▶ **Exercise prompt**
Collect each line of the records containing the string "Febr".

▶ **Data records**
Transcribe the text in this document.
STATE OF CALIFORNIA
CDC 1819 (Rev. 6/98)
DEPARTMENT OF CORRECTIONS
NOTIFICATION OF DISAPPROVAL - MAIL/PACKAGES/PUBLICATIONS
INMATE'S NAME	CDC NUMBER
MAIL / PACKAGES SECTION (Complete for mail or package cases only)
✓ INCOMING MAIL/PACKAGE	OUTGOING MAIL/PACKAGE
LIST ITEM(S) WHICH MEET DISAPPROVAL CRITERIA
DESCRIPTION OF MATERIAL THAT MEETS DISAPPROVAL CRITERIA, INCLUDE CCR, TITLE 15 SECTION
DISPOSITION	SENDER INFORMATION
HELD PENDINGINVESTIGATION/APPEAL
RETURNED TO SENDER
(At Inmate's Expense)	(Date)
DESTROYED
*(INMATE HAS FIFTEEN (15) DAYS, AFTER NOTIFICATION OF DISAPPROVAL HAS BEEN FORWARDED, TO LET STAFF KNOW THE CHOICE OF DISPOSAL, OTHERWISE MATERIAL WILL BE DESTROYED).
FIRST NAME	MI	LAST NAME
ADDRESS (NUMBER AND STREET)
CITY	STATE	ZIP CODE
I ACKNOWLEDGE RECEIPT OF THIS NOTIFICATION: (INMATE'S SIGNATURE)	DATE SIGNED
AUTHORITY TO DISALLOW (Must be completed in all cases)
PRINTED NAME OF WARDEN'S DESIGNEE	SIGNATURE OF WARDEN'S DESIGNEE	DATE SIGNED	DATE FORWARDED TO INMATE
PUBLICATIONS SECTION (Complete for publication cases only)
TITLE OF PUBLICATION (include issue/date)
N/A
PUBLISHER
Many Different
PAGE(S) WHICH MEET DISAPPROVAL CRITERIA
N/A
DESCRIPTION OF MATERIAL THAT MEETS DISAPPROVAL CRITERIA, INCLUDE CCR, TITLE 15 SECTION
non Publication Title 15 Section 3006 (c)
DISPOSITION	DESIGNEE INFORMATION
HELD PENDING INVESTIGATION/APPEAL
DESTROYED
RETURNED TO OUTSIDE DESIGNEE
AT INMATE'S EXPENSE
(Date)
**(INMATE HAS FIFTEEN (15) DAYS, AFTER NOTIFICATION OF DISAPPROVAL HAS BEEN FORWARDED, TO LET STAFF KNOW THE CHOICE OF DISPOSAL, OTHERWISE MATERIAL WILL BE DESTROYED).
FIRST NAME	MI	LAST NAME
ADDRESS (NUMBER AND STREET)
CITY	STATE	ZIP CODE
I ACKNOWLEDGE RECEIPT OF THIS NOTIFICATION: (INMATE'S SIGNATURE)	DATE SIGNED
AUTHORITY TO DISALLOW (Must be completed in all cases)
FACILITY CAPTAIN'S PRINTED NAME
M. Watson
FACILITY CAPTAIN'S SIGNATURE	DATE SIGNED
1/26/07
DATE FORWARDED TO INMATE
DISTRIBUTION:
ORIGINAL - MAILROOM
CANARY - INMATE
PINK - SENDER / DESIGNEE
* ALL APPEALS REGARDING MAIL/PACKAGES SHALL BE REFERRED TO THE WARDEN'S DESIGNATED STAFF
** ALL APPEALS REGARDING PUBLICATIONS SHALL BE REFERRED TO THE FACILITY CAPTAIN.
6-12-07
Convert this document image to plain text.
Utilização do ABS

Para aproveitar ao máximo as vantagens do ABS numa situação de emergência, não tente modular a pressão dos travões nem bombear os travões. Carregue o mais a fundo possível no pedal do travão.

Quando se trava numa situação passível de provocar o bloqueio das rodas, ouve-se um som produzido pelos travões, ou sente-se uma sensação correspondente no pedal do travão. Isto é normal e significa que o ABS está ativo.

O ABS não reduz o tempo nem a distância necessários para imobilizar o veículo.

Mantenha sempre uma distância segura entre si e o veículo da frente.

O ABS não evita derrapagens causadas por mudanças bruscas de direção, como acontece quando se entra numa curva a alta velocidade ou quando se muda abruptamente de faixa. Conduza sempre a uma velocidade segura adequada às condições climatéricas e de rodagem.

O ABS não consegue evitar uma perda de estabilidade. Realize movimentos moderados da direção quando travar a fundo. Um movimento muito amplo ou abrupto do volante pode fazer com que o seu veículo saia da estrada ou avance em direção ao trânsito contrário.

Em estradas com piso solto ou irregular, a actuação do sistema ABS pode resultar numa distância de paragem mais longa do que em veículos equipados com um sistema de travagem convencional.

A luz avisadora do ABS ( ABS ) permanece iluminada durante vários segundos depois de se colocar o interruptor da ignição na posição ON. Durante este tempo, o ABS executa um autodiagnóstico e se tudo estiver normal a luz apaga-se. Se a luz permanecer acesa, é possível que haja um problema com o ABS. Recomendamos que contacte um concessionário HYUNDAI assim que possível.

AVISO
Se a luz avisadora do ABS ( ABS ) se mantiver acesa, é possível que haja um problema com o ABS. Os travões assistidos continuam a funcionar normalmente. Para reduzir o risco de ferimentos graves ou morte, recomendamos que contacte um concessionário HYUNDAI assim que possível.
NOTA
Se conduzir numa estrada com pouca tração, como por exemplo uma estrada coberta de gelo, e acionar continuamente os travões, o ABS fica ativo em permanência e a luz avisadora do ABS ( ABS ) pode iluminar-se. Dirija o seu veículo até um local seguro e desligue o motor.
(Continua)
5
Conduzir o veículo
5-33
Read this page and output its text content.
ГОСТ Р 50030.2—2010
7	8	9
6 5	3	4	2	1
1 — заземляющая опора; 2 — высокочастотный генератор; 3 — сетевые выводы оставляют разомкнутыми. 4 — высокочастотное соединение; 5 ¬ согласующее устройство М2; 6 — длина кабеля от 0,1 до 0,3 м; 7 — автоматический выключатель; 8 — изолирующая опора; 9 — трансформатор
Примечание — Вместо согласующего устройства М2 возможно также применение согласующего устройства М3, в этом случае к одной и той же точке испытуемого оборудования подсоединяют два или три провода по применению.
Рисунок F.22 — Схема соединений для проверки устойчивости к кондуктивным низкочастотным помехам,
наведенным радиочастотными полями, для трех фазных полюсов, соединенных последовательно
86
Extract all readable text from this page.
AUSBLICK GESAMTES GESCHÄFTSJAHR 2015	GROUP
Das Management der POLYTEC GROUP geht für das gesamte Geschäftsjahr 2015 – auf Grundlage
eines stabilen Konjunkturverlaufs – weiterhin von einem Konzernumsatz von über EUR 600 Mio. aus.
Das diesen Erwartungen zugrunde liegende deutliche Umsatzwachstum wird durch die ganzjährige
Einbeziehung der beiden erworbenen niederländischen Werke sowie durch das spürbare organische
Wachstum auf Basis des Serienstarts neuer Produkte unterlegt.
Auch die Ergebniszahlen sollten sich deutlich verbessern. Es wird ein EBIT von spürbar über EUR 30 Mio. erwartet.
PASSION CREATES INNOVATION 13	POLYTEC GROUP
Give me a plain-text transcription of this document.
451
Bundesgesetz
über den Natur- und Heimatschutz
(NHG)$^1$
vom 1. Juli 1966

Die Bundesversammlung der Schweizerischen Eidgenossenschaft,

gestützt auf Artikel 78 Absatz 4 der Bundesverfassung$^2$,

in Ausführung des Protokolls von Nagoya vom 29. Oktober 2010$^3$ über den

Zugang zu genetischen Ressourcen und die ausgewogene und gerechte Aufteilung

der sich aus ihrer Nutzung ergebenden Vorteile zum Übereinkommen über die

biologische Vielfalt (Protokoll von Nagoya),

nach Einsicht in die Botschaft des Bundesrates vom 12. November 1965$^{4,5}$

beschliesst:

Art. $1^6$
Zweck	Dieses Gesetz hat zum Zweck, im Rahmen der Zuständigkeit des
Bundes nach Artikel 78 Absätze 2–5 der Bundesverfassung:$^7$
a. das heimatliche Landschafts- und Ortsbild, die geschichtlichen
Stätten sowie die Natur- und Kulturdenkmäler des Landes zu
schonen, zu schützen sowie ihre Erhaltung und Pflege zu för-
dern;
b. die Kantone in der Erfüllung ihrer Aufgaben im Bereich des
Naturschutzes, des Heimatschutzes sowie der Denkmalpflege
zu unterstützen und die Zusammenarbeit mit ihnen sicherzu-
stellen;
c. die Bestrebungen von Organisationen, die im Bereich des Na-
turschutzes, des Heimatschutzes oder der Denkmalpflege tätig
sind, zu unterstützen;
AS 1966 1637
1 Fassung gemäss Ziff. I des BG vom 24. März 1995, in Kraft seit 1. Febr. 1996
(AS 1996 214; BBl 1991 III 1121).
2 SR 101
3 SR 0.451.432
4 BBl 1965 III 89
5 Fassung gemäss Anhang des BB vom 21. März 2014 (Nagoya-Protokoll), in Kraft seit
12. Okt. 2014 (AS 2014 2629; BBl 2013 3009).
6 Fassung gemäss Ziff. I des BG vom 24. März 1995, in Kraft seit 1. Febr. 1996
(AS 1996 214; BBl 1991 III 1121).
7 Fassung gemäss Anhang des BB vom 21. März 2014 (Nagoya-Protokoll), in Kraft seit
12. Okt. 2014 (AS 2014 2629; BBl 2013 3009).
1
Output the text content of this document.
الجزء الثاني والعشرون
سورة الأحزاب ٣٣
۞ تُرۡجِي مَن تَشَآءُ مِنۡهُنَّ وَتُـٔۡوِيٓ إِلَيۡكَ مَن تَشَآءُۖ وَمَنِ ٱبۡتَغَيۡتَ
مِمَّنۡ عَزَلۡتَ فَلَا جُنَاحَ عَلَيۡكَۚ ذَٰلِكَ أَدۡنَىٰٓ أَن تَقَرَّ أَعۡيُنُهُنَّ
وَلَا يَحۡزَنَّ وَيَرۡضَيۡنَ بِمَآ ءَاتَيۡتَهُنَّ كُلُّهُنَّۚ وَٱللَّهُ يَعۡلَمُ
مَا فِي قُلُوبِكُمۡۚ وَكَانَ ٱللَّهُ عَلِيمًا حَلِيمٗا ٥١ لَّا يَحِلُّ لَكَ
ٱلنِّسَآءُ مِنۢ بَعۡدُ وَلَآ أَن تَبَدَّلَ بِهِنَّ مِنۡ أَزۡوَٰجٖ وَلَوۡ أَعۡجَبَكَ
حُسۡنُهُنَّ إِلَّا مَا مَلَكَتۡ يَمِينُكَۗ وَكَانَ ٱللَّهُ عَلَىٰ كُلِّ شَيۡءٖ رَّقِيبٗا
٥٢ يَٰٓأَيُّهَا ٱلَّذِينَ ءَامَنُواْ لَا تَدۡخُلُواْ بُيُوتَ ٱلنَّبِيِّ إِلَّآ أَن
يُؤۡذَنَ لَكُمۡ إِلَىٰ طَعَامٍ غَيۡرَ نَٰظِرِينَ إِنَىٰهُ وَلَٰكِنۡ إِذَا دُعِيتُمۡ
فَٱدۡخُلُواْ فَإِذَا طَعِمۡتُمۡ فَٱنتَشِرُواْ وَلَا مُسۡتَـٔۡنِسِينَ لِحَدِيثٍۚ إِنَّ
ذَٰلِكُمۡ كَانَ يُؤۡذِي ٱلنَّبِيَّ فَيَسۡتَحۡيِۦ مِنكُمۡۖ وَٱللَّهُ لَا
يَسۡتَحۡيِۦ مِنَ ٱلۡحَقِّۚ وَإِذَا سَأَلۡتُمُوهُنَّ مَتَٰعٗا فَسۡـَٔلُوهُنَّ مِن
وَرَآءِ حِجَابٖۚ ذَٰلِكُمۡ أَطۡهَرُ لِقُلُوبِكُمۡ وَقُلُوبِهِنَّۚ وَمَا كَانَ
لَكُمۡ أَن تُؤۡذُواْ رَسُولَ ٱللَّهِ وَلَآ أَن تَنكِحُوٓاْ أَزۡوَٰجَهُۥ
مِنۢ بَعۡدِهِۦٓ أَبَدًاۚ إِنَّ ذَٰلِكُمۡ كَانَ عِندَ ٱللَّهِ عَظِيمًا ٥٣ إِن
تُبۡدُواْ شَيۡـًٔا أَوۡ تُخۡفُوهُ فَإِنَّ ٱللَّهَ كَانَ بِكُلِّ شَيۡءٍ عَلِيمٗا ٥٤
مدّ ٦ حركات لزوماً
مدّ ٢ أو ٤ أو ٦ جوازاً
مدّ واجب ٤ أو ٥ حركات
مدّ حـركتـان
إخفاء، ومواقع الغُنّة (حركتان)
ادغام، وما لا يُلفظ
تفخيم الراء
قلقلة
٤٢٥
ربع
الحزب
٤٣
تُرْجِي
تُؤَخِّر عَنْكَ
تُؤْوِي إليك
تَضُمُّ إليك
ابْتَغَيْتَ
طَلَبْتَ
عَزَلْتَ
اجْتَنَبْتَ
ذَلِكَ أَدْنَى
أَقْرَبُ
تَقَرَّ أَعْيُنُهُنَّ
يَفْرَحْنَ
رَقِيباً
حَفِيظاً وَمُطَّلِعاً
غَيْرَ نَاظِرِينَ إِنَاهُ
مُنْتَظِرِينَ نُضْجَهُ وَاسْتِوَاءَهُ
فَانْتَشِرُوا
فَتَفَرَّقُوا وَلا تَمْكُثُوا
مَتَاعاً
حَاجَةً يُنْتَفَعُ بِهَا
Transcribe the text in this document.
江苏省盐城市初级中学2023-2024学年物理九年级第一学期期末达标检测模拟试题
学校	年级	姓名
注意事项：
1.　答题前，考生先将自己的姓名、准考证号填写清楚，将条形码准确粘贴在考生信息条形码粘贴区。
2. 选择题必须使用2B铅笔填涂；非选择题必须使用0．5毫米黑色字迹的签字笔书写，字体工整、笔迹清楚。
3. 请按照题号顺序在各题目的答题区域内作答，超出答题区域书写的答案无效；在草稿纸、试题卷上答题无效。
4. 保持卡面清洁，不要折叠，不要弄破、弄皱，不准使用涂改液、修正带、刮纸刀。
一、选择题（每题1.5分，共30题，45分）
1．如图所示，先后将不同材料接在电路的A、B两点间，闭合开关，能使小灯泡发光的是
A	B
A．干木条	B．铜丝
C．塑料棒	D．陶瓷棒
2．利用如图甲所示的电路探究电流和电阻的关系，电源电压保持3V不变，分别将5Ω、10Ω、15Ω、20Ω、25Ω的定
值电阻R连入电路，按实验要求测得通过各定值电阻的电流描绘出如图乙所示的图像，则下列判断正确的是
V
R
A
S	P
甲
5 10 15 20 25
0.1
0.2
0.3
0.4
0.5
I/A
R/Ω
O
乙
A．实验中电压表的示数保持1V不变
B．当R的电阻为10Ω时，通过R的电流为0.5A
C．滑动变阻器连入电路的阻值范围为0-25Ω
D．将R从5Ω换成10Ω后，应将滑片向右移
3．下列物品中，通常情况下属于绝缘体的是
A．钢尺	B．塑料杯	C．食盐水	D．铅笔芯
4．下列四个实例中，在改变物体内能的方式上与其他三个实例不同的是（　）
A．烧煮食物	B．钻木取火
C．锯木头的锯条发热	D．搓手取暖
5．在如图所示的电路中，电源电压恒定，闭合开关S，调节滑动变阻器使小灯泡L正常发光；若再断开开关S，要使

▶ **Final result**
1 Fassung gemäss Ziff. I des BG vom 24. März 1995, in Kraft seit 1. Febr. 1996
6 Fassung gemäss Ziff. I des BG vom 24. März 1995, in Kraft seit 1. Febr. 1996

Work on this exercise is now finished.